■ Exercise task ■
Identify the lines that contain the string "Range", then copy each of them.

(Records about charts and figures)
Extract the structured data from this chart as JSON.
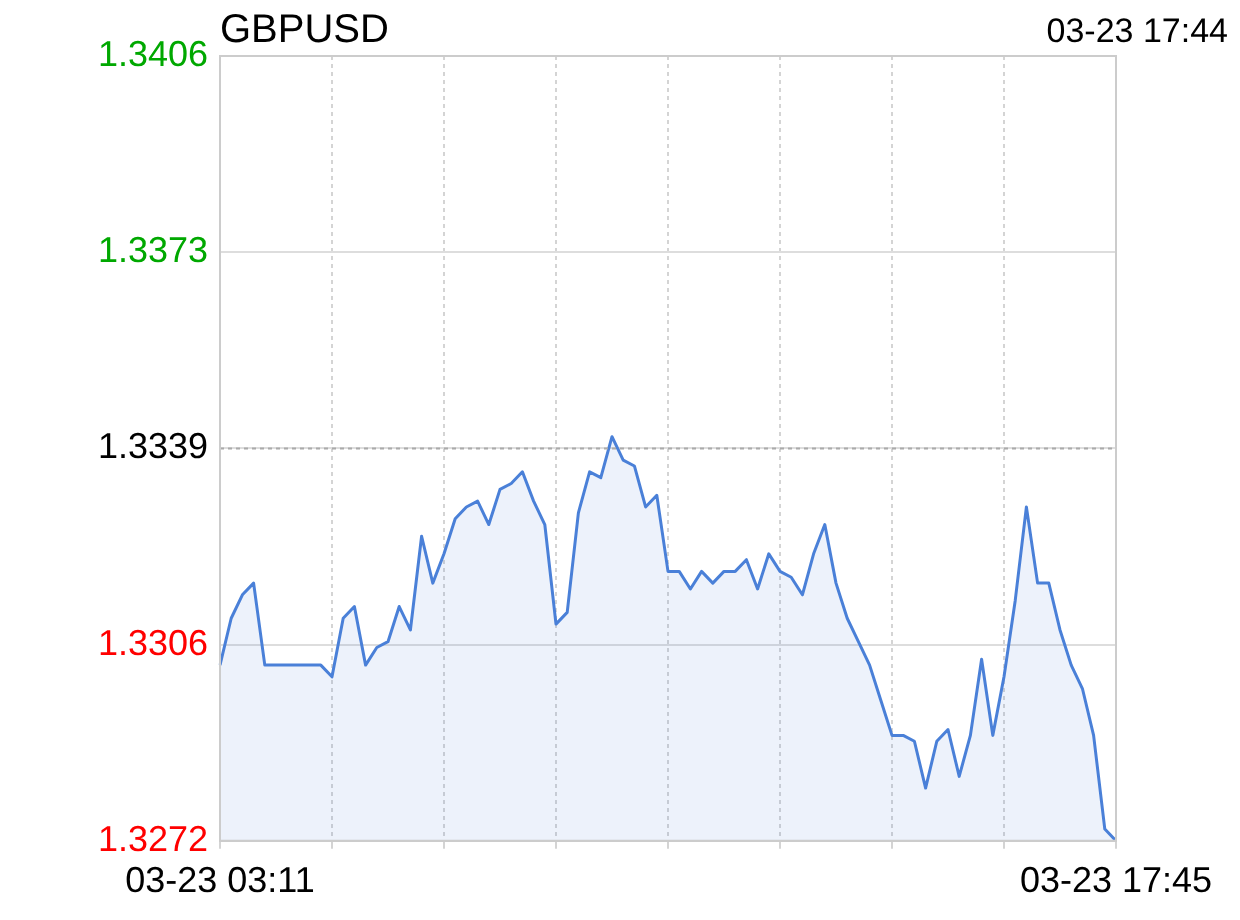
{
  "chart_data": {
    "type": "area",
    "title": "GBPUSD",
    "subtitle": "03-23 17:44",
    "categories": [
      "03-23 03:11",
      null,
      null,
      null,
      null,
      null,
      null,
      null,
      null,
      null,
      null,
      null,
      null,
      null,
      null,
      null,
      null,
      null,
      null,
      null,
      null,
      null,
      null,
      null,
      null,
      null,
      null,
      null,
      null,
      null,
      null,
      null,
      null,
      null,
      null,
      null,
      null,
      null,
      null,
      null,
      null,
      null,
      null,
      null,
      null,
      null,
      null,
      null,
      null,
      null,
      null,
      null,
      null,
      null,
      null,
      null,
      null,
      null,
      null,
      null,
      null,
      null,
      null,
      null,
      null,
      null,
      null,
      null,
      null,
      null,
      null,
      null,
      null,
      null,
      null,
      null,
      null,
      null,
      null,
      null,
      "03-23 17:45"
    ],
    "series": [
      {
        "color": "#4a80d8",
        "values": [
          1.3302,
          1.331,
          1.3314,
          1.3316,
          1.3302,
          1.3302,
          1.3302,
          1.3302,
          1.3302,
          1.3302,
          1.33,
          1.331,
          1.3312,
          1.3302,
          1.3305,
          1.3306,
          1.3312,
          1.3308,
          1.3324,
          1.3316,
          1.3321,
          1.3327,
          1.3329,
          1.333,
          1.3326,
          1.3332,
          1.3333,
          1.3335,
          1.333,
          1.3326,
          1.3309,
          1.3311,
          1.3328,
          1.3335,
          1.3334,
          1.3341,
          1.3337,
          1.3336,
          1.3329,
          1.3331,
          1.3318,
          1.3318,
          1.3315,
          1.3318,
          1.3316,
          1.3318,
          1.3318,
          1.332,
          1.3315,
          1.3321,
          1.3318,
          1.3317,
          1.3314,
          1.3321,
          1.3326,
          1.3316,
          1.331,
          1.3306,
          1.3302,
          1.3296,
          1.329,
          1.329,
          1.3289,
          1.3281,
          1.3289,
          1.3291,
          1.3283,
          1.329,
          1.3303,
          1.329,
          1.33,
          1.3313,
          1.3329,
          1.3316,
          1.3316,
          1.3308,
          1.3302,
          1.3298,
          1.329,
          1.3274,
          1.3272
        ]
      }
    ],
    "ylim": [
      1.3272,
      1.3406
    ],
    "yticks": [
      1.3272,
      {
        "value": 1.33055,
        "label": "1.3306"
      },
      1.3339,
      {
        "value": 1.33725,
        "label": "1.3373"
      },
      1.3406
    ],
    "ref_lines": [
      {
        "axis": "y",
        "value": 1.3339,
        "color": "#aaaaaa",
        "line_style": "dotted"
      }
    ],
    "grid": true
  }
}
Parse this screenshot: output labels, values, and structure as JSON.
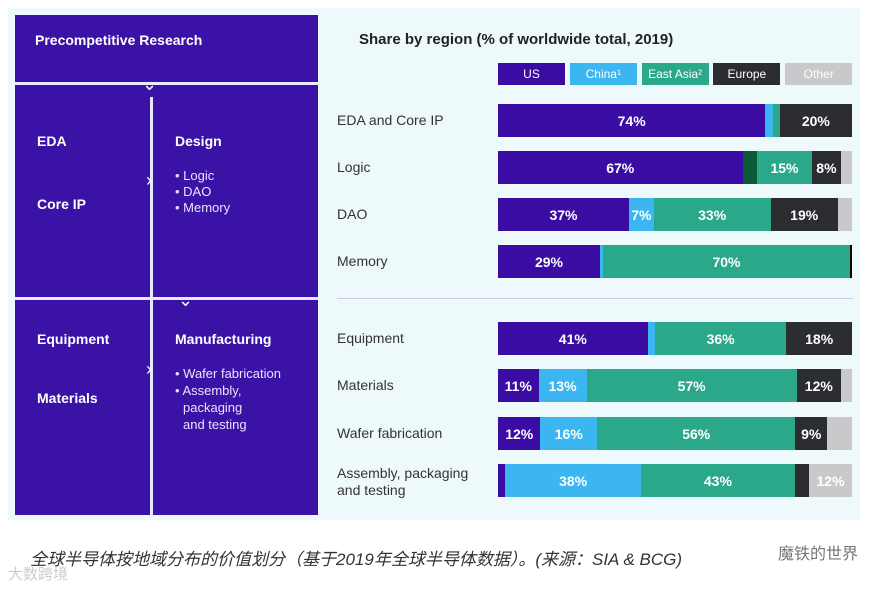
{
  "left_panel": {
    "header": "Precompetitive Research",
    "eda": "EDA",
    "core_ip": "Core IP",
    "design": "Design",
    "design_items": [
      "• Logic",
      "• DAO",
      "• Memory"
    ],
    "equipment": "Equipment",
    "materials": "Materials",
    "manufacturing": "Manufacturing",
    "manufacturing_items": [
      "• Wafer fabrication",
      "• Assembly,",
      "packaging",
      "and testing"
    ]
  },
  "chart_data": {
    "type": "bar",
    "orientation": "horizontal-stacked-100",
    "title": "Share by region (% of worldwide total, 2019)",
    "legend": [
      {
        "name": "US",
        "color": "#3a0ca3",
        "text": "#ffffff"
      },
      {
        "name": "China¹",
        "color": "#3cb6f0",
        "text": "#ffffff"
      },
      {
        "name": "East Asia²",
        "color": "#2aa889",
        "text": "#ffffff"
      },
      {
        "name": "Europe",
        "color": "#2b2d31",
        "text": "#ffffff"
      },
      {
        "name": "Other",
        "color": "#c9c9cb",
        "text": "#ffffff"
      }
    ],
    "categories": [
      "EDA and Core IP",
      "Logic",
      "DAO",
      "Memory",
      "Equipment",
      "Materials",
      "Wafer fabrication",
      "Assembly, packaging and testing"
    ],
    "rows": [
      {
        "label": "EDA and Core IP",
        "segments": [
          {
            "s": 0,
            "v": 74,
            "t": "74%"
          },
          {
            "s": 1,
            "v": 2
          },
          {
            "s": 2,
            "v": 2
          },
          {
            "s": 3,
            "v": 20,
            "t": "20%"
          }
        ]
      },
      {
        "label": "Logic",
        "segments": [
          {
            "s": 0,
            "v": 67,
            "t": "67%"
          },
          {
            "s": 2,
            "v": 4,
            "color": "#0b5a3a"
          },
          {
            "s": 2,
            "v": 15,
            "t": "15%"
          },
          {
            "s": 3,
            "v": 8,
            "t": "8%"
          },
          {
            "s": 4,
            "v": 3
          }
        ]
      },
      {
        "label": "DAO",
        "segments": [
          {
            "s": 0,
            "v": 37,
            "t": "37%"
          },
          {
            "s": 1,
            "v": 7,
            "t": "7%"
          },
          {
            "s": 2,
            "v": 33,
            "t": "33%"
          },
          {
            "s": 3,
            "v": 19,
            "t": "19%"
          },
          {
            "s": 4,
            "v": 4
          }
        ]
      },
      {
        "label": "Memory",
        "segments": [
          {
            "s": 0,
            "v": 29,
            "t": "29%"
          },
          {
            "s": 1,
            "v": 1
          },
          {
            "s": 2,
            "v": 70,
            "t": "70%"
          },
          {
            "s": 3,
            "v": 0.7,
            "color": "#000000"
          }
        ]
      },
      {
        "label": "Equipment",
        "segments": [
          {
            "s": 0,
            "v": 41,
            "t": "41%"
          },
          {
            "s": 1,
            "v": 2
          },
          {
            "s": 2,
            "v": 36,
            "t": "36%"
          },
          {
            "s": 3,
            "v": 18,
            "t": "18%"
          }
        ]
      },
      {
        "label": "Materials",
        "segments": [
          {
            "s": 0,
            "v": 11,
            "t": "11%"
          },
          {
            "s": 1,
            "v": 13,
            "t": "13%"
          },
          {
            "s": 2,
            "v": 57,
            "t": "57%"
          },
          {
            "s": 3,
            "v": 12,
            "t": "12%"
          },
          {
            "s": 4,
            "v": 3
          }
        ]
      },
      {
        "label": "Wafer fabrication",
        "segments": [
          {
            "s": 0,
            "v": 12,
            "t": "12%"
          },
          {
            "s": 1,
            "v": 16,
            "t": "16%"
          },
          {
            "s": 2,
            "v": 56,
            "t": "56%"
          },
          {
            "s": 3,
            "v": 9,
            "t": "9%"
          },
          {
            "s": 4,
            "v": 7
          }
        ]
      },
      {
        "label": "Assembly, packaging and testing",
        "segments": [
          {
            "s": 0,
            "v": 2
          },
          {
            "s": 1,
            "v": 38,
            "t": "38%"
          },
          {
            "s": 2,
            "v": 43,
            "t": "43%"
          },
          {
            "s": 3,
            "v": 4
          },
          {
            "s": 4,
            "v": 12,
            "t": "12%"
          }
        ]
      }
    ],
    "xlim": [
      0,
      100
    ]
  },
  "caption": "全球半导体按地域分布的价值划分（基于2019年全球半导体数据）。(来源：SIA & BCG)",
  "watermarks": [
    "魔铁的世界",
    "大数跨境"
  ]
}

---

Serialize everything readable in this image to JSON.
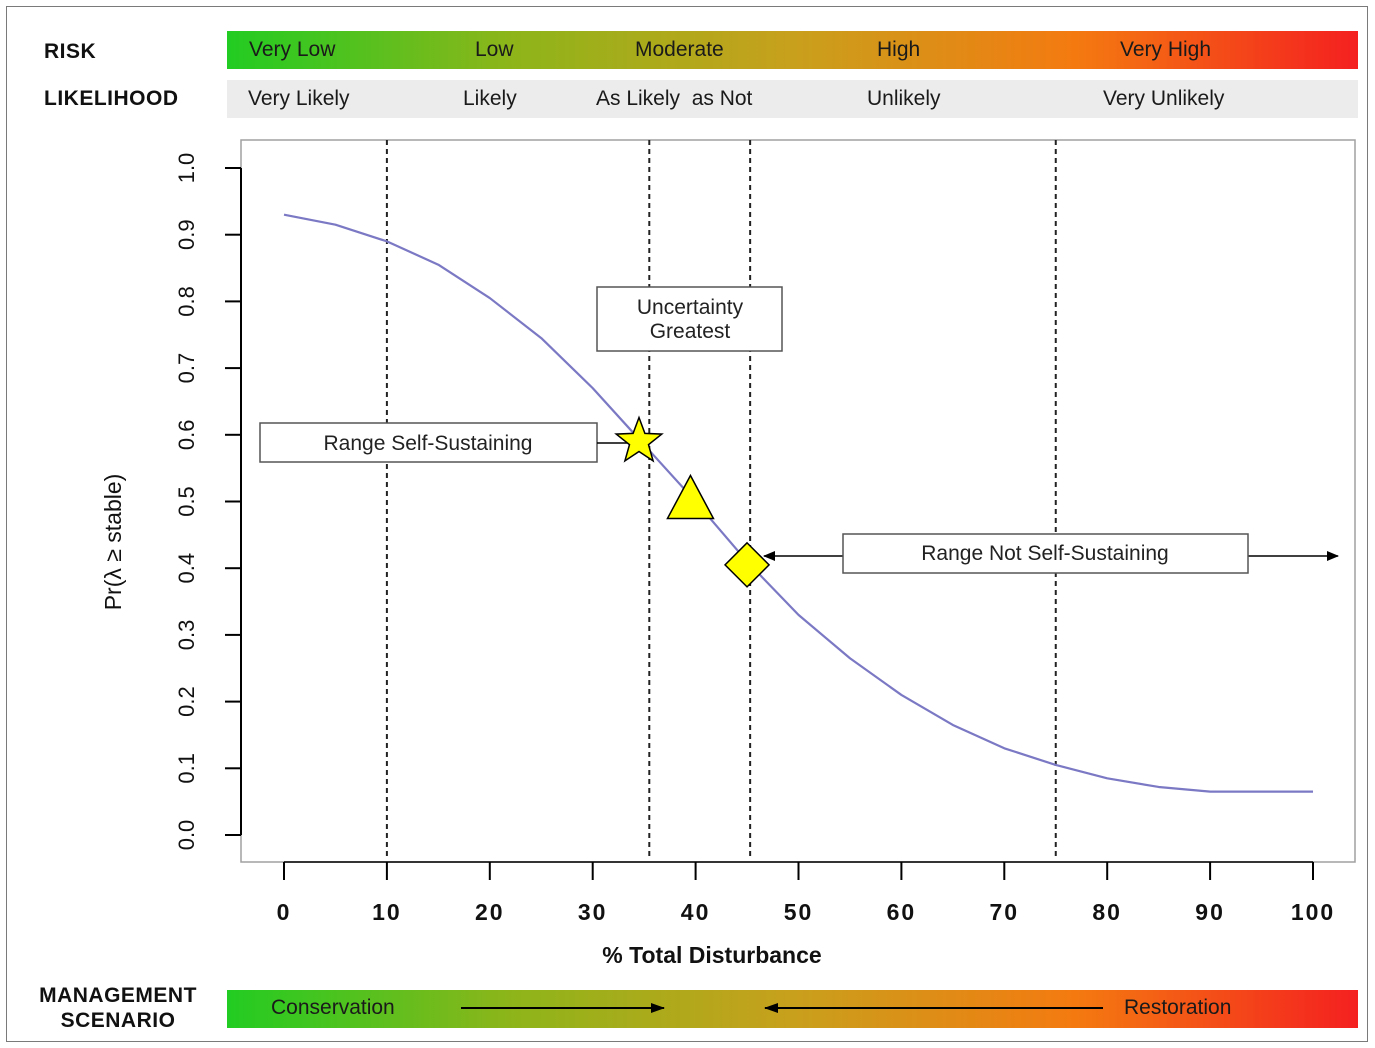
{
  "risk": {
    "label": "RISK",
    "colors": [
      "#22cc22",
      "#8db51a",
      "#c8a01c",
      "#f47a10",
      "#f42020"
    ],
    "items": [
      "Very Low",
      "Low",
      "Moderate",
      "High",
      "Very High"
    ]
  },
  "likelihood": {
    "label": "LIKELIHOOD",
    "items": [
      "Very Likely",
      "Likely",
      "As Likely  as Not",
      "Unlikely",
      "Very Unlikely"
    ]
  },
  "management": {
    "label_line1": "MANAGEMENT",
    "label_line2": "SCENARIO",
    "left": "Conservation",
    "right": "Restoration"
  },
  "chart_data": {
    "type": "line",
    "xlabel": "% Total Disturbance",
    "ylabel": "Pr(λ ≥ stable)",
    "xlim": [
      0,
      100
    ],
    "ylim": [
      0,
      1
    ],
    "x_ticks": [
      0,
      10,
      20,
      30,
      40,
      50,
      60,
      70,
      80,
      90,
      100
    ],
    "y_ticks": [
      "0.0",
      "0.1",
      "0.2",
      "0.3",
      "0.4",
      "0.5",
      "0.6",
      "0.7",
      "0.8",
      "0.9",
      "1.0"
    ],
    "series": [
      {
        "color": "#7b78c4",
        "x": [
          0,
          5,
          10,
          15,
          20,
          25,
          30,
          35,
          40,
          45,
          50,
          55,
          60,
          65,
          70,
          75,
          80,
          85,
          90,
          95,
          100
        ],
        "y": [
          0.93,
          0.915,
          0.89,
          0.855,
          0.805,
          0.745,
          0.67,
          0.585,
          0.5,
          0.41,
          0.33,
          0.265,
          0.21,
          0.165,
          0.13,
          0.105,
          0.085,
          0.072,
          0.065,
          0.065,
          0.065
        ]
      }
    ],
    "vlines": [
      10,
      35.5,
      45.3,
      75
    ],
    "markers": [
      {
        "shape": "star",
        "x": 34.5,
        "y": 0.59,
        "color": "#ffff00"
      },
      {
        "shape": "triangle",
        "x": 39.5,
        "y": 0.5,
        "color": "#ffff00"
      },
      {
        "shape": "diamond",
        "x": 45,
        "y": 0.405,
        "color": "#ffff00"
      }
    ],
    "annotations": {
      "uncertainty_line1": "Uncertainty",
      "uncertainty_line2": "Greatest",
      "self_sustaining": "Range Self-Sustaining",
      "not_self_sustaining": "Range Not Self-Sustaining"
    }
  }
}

■ Task output ■
      "self_sustaining": "Range Self-Sustaining",
      "not_self_sustaining": "Range Not Self-Sustaining"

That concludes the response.